Track down the lines that contain "balance" and copy them.

===== Records for processing =====

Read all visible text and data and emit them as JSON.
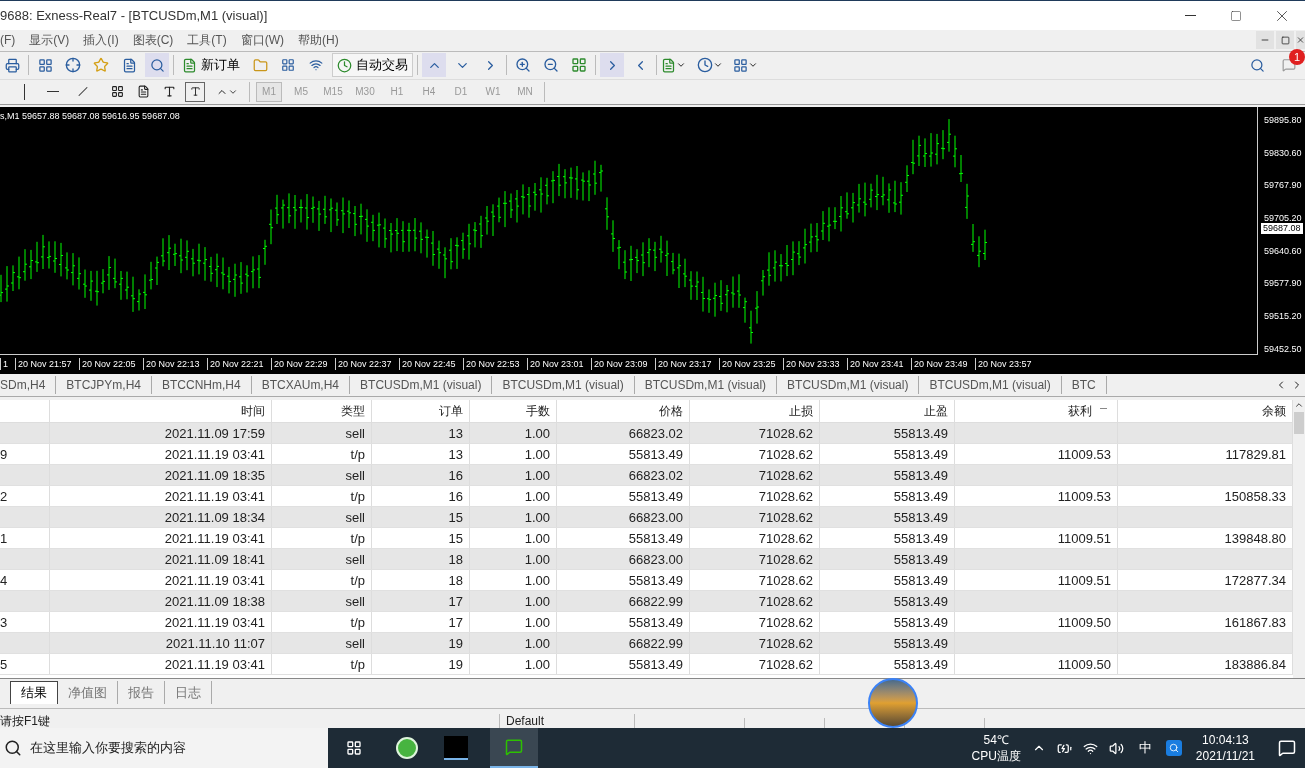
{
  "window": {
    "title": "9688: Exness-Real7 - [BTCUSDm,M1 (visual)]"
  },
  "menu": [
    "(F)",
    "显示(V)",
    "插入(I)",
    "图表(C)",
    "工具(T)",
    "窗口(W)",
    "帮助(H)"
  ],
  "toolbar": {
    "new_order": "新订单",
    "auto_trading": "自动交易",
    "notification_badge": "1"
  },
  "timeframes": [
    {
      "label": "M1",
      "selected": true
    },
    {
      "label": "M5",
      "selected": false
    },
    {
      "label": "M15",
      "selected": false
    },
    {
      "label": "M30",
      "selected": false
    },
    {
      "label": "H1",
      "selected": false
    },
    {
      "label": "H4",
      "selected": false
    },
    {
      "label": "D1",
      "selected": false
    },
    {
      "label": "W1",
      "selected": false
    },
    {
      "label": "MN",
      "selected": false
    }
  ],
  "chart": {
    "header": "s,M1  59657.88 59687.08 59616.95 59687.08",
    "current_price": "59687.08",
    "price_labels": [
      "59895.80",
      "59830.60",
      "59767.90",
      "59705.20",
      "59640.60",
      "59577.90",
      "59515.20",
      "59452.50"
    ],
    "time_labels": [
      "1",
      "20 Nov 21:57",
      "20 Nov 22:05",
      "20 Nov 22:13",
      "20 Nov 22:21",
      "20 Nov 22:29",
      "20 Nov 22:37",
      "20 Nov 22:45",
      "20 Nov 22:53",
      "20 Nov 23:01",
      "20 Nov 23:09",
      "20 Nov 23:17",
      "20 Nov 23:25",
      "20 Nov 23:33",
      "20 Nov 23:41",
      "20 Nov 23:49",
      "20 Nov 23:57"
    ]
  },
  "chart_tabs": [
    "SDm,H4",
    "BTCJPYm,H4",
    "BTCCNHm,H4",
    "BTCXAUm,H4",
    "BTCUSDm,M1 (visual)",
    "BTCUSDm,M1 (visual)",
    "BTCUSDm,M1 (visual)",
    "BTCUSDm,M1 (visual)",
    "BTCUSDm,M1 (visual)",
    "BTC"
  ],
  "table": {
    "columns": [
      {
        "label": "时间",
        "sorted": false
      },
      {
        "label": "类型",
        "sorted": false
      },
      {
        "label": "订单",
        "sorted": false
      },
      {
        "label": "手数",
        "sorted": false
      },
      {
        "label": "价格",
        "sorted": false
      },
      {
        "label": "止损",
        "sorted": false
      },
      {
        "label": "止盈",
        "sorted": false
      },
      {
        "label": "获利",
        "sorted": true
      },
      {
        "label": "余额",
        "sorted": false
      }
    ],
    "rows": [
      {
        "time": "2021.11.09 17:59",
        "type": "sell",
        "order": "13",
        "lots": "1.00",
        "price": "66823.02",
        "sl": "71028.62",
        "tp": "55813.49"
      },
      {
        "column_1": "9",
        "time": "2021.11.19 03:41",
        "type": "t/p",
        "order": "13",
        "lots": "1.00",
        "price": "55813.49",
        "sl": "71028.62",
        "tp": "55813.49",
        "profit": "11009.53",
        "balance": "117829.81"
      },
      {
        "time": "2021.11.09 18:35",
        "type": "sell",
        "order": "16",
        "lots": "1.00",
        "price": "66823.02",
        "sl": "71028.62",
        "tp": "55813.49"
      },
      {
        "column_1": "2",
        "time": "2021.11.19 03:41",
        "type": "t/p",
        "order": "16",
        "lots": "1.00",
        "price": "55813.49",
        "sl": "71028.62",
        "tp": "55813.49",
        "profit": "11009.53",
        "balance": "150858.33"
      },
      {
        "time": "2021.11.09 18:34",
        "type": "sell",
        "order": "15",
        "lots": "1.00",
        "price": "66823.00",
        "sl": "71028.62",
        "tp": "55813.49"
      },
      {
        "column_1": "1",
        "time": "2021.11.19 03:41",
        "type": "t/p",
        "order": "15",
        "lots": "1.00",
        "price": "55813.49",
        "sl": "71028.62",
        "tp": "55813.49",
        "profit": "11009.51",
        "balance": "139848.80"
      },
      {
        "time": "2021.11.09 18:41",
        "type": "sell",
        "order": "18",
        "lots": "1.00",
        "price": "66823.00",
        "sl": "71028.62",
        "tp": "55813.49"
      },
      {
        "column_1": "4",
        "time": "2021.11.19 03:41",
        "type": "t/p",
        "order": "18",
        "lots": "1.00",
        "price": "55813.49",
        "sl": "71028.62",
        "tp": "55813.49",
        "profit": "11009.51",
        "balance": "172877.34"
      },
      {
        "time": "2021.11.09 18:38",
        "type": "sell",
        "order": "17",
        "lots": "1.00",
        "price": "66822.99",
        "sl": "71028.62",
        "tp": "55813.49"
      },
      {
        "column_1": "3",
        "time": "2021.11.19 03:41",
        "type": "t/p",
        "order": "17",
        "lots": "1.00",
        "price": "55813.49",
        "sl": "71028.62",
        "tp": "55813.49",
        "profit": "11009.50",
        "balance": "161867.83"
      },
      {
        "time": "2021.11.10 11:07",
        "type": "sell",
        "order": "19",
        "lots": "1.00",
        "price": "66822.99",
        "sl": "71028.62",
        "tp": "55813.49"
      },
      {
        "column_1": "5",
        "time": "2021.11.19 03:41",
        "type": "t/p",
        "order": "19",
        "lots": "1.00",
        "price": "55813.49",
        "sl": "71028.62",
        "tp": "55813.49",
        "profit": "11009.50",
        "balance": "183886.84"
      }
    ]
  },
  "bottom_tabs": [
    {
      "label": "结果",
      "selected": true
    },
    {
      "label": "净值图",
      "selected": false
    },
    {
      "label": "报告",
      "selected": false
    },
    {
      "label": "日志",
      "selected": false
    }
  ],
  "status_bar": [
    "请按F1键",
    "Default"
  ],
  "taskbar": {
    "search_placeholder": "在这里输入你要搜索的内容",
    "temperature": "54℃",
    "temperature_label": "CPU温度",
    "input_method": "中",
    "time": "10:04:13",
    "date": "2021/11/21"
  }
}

=====
===== Records for processing =====

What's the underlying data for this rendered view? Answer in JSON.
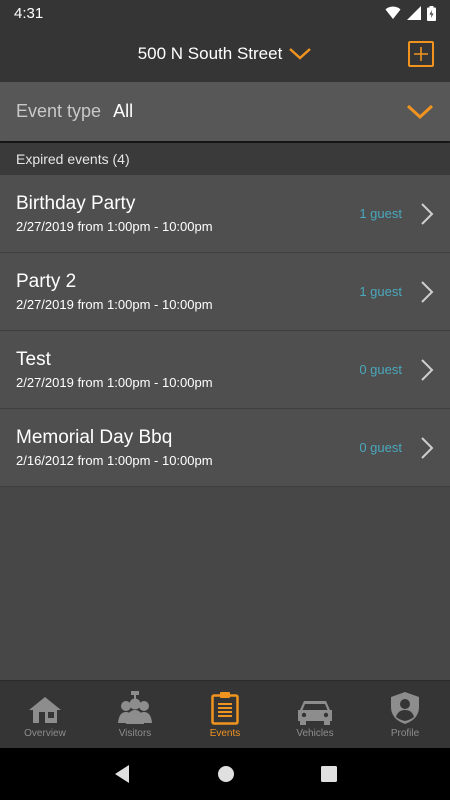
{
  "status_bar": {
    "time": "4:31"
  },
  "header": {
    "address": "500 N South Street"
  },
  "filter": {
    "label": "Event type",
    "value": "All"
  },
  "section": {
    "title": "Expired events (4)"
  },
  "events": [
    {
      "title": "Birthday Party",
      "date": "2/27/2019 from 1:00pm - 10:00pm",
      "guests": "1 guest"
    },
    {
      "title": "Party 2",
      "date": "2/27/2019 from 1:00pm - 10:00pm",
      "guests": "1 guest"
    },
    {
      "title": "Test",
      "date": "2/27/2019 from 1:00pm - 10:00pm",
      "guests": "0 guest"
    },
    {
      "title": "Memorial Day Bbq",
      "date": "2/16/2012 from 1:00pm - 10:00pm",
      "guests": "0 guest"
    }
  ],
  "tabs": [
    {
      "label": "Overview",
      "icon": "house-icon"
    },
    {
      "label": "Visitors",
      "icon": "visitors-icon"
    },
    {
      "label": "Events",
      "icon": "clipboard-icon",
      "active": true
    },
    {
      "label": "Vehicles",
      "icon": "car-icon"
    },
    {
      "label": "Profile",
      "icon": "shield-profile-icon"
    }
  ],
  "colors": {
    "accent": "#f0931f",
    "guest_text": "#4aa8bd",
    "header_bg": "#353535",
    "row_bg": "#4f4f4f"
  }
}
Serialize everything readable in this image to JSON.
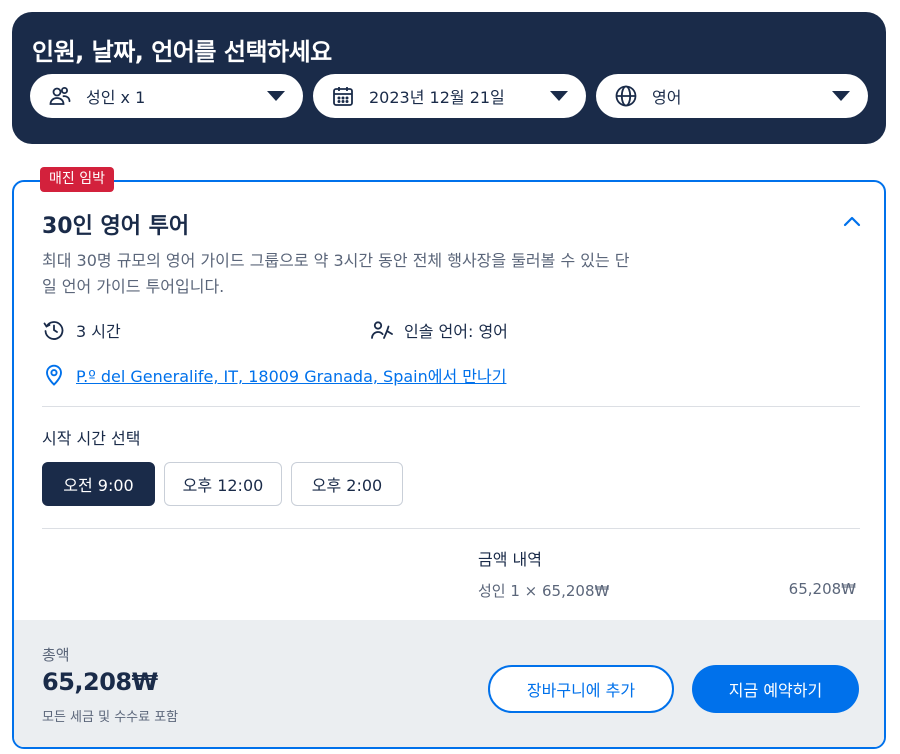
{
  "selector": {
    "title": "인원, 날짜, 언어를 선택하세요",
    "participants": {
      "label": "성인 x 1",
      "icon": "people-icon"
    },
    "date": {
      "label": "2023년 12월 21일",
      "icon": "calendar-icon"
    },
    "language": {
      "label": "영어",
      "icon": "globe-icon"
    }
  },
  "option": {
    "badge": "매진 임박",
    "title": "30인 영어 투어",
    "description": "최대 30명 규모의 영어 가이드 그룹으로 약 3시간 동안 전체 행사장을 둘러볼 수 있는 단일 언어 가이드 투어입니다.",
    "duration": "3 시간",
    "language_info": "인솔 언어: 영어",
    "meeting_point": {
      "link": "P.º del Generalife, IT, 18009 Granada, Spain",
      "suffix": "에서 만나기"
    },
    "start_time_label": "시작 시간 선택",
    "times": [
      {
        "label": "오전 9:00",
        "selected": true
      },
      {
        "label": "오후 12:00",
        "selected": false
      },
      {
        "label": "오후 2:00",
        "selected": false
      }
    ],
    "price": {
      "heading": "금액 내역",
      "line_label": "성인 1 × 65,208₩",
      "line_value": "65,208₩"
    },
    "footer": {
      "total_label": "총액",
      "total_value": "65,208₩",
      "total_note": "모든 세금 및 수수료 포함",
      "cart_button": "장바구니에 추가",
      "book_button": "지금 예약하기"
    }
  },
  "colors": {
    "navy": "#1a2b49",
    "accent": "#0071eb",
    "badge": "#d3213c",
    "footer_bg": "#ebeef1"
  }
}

=====

## [Expected output]
        "balance": "117829.81"
        "balance": "150858.33"
        "balance": "139848.80"
        "balance": "172877.34"
        "balance": "161867.83"
        "balance": "183886.84"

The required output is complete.